**Given information**
* * * *

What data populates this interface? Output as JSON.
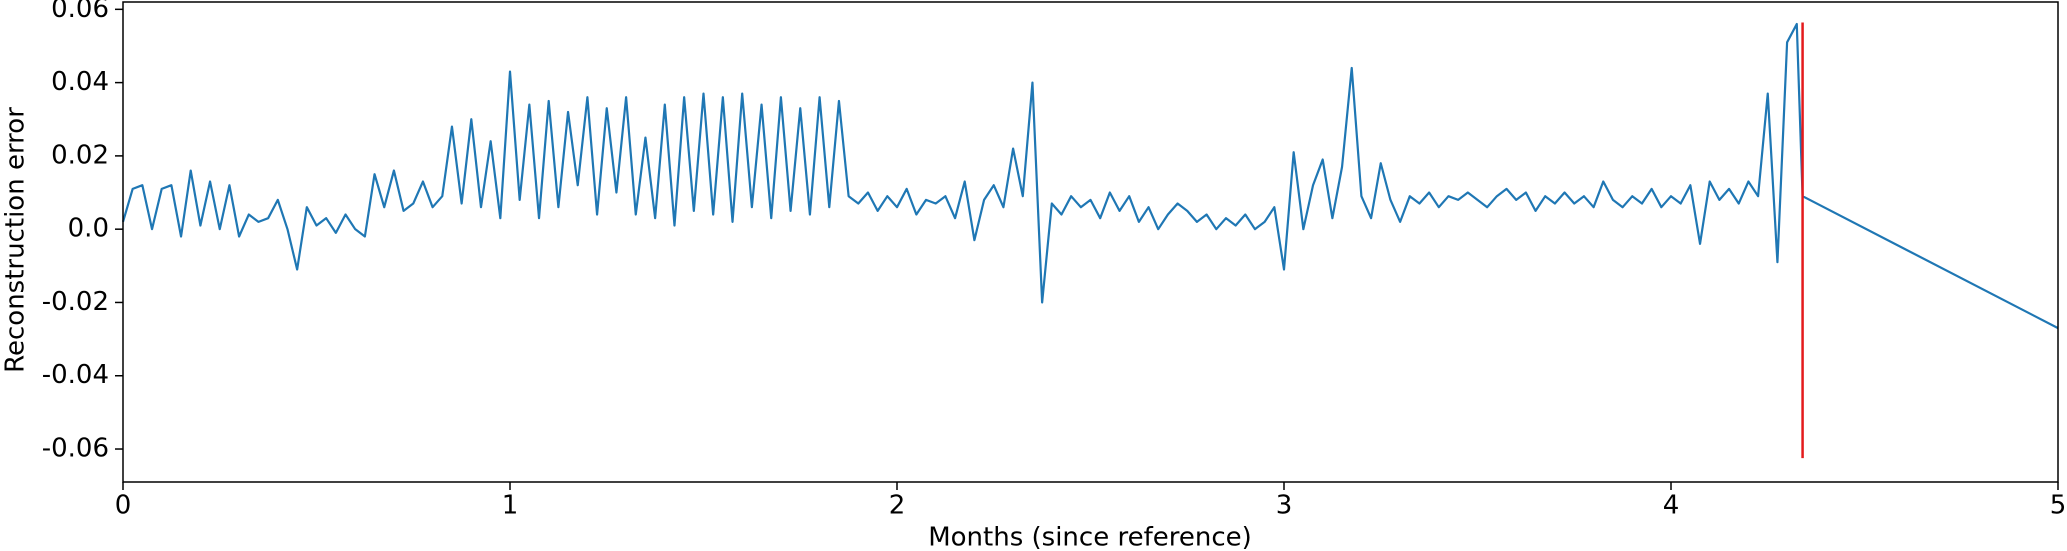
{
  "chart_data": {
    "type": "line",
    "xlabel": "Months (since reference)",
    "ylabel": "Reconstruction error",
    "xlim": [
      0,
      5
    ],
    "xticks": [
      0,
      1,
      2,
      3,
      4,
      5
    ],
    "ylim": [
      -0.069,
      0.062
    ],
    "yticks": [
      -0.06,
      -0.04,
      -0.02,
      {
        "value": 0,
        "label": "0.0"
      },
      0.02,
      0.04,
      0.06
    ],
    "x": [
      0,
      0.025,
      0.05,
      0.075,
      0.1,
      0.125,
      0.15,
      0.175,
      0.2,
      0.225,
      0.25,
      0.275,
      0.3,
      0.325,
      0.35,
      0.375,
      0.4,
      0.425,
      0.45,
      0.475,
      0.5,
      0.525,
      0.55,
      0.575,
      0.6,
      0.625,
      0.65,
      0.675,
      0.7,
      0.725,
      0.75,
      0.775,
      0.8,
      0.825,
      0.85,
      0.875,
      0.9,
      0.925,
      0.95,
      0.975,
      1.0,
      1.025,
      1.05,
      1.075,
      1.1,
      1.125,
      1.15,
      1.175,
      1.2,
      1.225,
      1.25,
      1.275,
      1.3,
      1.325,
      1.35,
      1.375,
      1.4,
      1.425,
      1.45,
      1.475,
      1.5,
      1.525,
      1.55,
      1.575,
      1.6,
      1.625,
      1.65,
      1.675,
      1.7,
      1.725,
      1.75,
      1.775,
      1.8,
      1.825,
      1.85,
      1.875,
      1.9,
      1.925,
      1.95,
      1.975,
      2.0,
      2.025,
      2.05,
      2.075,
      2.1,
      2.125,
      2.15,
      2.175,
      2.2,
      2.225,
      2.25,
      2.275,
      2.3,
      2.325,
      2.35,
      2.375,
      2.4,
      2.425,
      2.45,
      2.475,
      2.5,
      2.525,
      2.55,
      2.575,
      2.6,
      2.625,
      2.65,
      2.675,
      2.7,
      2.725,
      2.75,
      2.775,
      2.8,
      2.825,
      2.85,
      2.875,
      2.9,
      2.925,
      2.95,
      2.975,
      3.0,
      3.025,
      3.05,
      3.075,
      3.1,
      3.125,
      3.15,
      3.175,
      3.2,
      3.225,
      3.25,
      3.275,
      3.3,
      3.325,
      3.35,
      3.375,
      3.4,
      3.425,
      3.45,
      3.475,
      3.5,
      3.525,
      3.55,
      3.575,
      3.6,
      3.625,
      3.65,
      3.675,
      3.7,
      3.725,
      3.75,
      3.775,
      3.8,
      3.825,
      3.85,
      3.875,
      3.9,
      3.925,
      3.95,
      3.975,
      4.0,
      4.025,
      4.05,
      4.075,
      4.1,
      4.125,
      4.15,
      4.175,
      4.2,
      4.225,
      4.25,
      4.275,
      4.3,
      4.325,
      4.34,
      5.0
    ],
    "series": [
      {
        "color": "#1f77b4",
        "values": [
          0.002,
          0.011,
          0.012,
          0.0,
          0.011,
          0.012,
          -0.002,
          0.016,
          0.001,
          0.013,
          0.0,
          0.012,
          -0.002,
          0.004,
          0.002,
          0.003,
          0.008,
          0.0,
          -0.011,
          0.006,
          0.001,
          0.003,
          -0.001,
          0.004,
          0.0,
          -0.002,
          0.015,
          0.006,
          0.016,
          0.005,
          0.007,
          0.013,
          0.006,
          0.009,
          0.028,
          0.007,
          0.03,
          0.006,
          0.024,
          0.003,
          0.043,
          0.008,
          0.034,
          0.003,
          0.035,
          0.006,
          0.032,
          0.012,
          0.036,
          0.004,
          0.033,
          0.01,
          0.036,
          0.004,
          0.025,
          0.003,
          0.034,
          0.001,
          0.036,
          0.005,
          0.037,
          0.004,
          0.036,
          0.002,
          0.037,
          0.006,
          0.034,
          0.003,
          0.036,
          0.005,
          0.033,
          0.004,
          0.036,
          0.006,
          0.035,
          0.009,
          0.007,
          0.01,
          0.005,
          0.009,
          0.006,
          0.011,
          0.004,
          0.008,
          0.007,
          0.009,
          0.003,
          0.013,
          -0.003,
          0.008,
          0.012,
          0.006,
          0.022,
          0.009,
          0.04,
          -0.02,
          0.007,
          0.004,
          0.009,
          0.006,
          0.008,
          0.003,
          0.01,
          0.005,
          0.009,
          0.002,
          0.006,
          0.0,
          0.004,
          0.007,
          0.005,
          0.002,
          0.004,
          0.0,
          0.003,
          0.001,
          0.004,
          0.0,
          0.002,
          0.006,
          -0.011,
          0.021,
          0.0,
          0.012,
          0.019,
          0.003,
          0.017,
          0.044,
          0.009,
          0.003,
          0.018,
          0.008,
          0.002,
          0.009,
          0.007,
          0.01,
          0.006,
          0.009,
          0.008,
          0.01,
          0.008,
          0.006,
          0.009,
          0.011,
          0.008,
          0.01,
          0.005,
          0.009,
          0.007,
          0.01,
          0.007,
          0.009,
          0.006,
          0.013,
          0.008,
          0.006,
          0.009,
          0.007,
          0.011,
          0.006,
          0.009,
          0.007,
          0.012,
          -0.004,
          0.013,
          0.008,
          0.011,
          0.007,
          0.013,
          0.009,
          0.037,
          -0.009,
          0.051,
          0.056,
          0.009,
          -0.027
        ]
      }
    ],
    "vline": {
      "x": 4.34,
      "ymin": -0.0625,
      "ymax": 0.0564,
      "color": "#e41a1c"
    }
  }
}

* * * *

**Request**
Make an exact copy of all entries above, dropping the images.

**Response below**
What data populates this interface? Output as JSON.
{
  "chart_data": {
    "type": "line",
    "xlabel": "Months (since reference)",
    "ylabel": "Reconstruction error",
    "xlim": [
      0,
      5
    ],
    "xticks": [
      0,
      1,
      2,
      3,
      4,
      5
    ],
    "ylim": [
      -0.069,
      0.062
    ],
    "yticks": [
      -0.06,
      -0.04,
      -0.02,
      {
        "value": 0,
        "label": "0.0"
      },
      0.02,
      0.04,
      0.06
    ],
    "x": [
      0,
      0.025,
      0.05,
      0.075,
      0.1,
      0.125,
      0.15,
      0.175,
      0.2,
      0.225,
      0.25,
      0.275,
      0.3,
      0.325,
      0.35,
      0.375,
      0.4,
      0.425,
      0.45,
      0.475,
      0.5,
      0.525,
      0.55,
      0.575,
      0.6,
      0.625,
      0.65,
      0.675,
      0.7,
      0.725,
      0.75,
      0.775,
      0.8,
      0.825,
      0.85,
      0.875,
      0.9,
      0.925,
      0.95,
      0.975,
      1.0,
      1.025,
      1.05,
      1.075,
      1.1,
      1.125,
      1.15,
      1.175,
      1.2,
      1.225,
      1.25,
      1.275,
      1.3,
      1.325,
      1.35,
      1.375,
      1.4,
      1.425,
      1.45,
      1.475,
      1.5,
      1.525,
      1.55,
      1.575,
      1.6,
      1.625,
      1.65,
      1.675,
      1.7,
      1.725,
      1.75,
      1.775,
      1.8,
      1.825,
      1.85,
      1.875,
      1.9,
      1.925,
      1.95,
      1.975,
      2.0,
      2.025,
      2.05,
      2.075,
      2.1,
      2.125,
      2.15,
      2.175,
      2.2,
      2.225,
      2.25,
      2.275,
      2.3,
      2.325,
      2.35,
      2.375,
      2.4,
      2.425,
      2.45,
      2.475,
      2.5,
      2.525,
      2.55,
      2.575,
      2.6,
      2.625,
      2.65,
      2.675,
      2.7,
      2.725,
      2.75,
      2.775,
      2.8,
      2.825,
      2.85,
      2.875,
      2.9,
      2.925,
      2.95,
      2.975,
      3.0,
      3.025,
      3.05,
      3.075,
      3.1,
      3.125,
      3.15,
      3.175,
      3.2,
      3.225,
      3.25,
      3.275,
      3.3,
      3.325,
      3.35,
      3.375,
      3.4,
      3.425,
      3.45,
      3.475,
      3.5,
      3.525,
      3.55,
      3.575,
      3.6,
      3.625,
      3.65,
      3.675,
      3.7,
      3.725,
      3.75,
      3.775,
      3.8,
      3.825,
      3.85,
      3.875,
      3.9,
      3.925,
      3.95,
      3.975,
      4.0,
      4.025,
      4.05,
      4.075,
      4.1,
      4.125,
      4.15,
      4.175,
      4.2,
      4.225,
      4.25,
      4.275,
      4.3,
      4.325,
      4.34,
      5.0
    ],
    "series": [
      {
        "color": "#1f77b4",
        "values": [
          0.002,
          0.011,
          0.012,
          0.0,
          0.011,
          0.012,
          -0.002,
          0.016,
          0.001,
          0.013,
          0.0,
          0.012,
          -0.002,
          0.004,
          0.002,
          0.003,
          0.008,
          0.0,
          -0.011,
          0.006,
          0.001,
          0.003,
          -0.001,
          0.004,
          0.0,
          -0.002,
          0.015,
          0.006,
          0.016,
          0.005,
          0.007,
          0.013,
          0.006,
          0.009,
          0.028,
          0.007,
          0.03,
          0.006,
          0.024,
          0.003,
          0.043,
          0.008,
          0.034,
          0.003,
          0.035,
          0.006,
          0.032,
          0.012,
          0.036,
          0.004,
          0.033,
          0.01,
          0.036,
          0.004,
          0.025,
          0.003,
          0.034,
          0.001,
          0.036,
          0.005,
          0.037,
          0.004,
          0.036,
          0.002,
          0.037,
          0.006,
          0.034,
          0.003,
          0.036,
          0.005,
          0.033,
          0.004,
          0.036,
          0.006,
          0.035,
          0.009,
          0.007,
          0.01,
          0.005,
          0.009,
          0.006,
          0.011,
          0.004,
          0.008,
          0.007,
          0.009,
          0.003,
          0.013,
          -0.003,
          0.008,
          0.012,
          0.006,
          0.022,
          0.009,
          0.04,
          -0.02,
          0.007,
          0.004,
          0.009,
          0.006,
          0.008,
          0.003,
          0.01,
          0.005,
          0.009,
          0.002,
          0.006,
          0.0,
          0.004,
          0.007,
          0.005,
          0.002,
          0.004,
          0.0,
          0.003,
          0.001,
          0.004,
          0.0,
          0.002,
          0.006,
          -0.011,
          0.021,
          0.0,
          0.012,
          0.019,
          0.003,
          0.017,
          0.044,
          0.009,
          0.003,
          0.018,
          0.008,
          0.002,
          0.009,
          0.007,
          0.01,
          0.006,
          0.009,
          0.008,
          0.01,
          0.008,
          0.006,
          0.009,
          0.011,
          0.008,
          0.01,
          0.005,
          0.009,
          0.007,
          0.01,
          0.007,
          0.009,
          0.006,
          0.013,
          0.008,
          0.006,
          0.009,
          0.007,
          0.011,
          0.006,
          0.009,
          0.007,
          0.012,
          -0.004,
          0.013,
          0.008,
          0.011,
          0.007,
          0.013,
          0.009,
          0.037,
          -0.009,
          0.051,
          0.056,
          0.009,
          -0.027
        ]
      }
    ],
    "vline": {
      "x": 4.34,
      "ymin": -0.0625,
      "ymax": 0.0564,
      "color": "#e41a1c"
    }
  }
}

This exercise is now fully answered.